Set every record down verbatim and omit the pictures.

(Data excerpts)
---+---

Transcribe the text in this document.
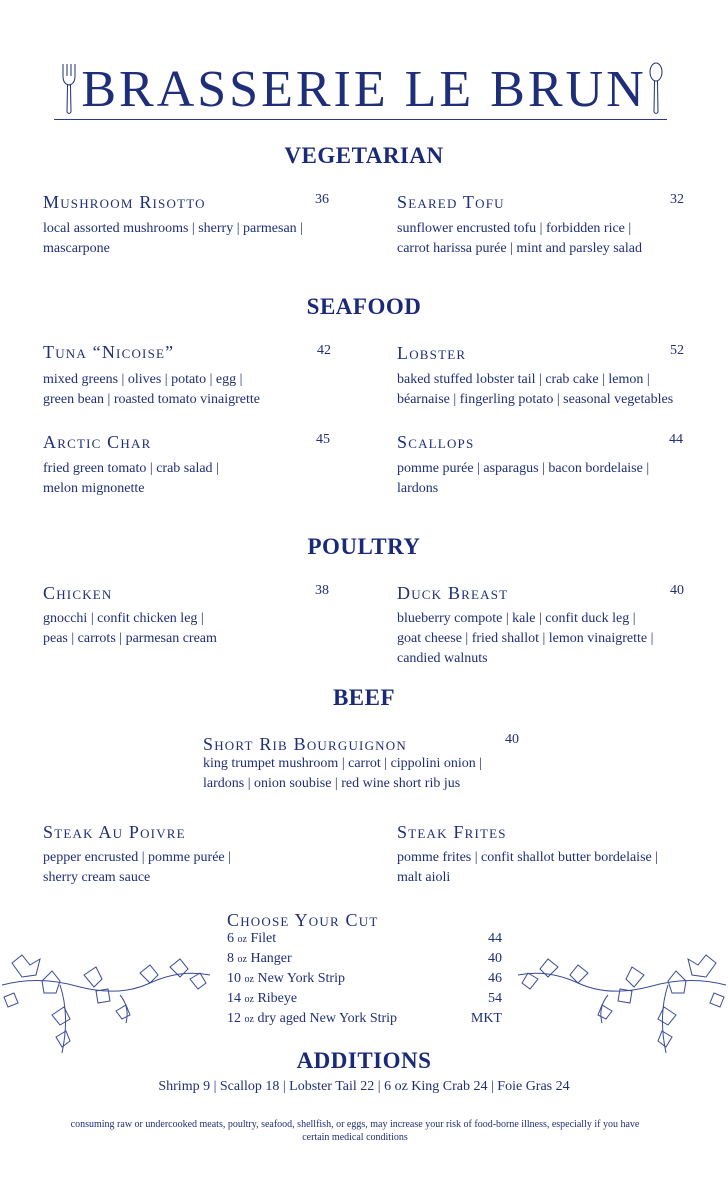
BRASSERIE LE BRUN
VEGETARIAN
Mushroom Risotto	36
local assorted mushrooms | sherry | parmesan |
mascarpone
Seared Tofu	32
sunflower encrusted tofu | forbidden rice |
carrot harissa purée | mint and parsley salad
SEAFOOD
Tuna “Nicoise”	42
mixed greens | olives | potato | egg |
green bean | roasted tomato vinaigrette
Lobster	52
baked stuffed lobster tail | crab cake | lemon |
béarnaise | fingerling potato | seasonal vegetables
Arctic Char	45
fried green tomato | crab salad |
melon mignonette
Scallops	44
pomme purée | asparagus | bacon bordelaise |
lardons
POULTRY
Chicken	38
gnocchi | confit chicken leg |
peas | carrots | parmesan cream
Duck Breast	40
blueberry compote | kale | confit duck leg |
goat cheese | fried shallot | lemon vinaigrette |
candied walnuts
BEEF
Short Rib Bourguignon	40
king trumpet mushroom | carrot | cippolini onion |
lardons | onion soubise | red wine short rib jus
Steak Au Poivre
pepper encrusted | pomme purée |
sherry cream sauce
Steak Frites
pomme frites | confit shallot butter bordelaise |
malt aioli
Choose Your Cut
6 oz Filet	44
8 oz Hanger	40
10 oz New York Strip	46
14 oz Ribeye	54
12 oz dry aged New York Strip	MKT
ADDITIONS
Shrimp 9 | Scallop 18 | Lobster Tail 22 | 6 oz King Crab 24 | Foie Gras 24
consuming raw or undercooked meats, poultry, seafood, shellfish, or eggs, may increase your risk of food-borne illness, especially if you have
certain medical conditions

---+---

#### Task response
Transcribe the text in this document.
BRASSERIE LE BRUN
VEGETARIAN
Mushroom Risotto	36
local assorted mushrooms | sherry | parmesan |
mascarpone
Seared Tofu	32
sunflower encrusted tofu | forbidden rice |
carrot harissa purée | mint and parsley salad
SEAFOOD
Tuna “Nicoise”	42
mixed greens | olives | potato | egg |
green bean | roasted tomato vinaigrette
Lobster	52
baked stuffed lobster tail | crab cake | lemon |
béarnaise | fingerling potato | seasonal vegetables
Arctic Char	45
fried green tomato | crab salad |
melon mignonette
Scallops	44
pomme purée | asparagus | bacon bordelaise |
lardons
POULTRY
Chicken	38
gnocchi | confit chicken leg |
peas | carrots | parmesan cream
Duck Breast	40
blueberry compote | kale | confit duck leg |
goat cheese | fried shallot | lemon vinaigrette |
candied walnuts
BEEF
Short Rib Bourguignon	40
king trumpet mushroom | carrot | cippolini onion |
lardons | onion soubise | red wine short rib jus
Steak Au Poivre
pepper encrusted | pomme purée |
sherry cream sauce
Steak Frites
pomme frites | confit shallot butter bordelaise |
malt aioli
Choose Your Cut
6 oz Filet	44
8 oz Hanger	40
10 oz New York Strip	46
14 oz Ribeye	54
12 oz dry aged New York Strip	MKT
ADDITIONS
Shrimp 9 | Scallop 18 | Lobster Tail 22 | 6 oz King Crab 24 | Foie Gras 24
consuming raw or undercooked meats, poultry, seafood, shellfish, or eggs, may increase your risk of food-borne illness, especially if you have
certain medical conditions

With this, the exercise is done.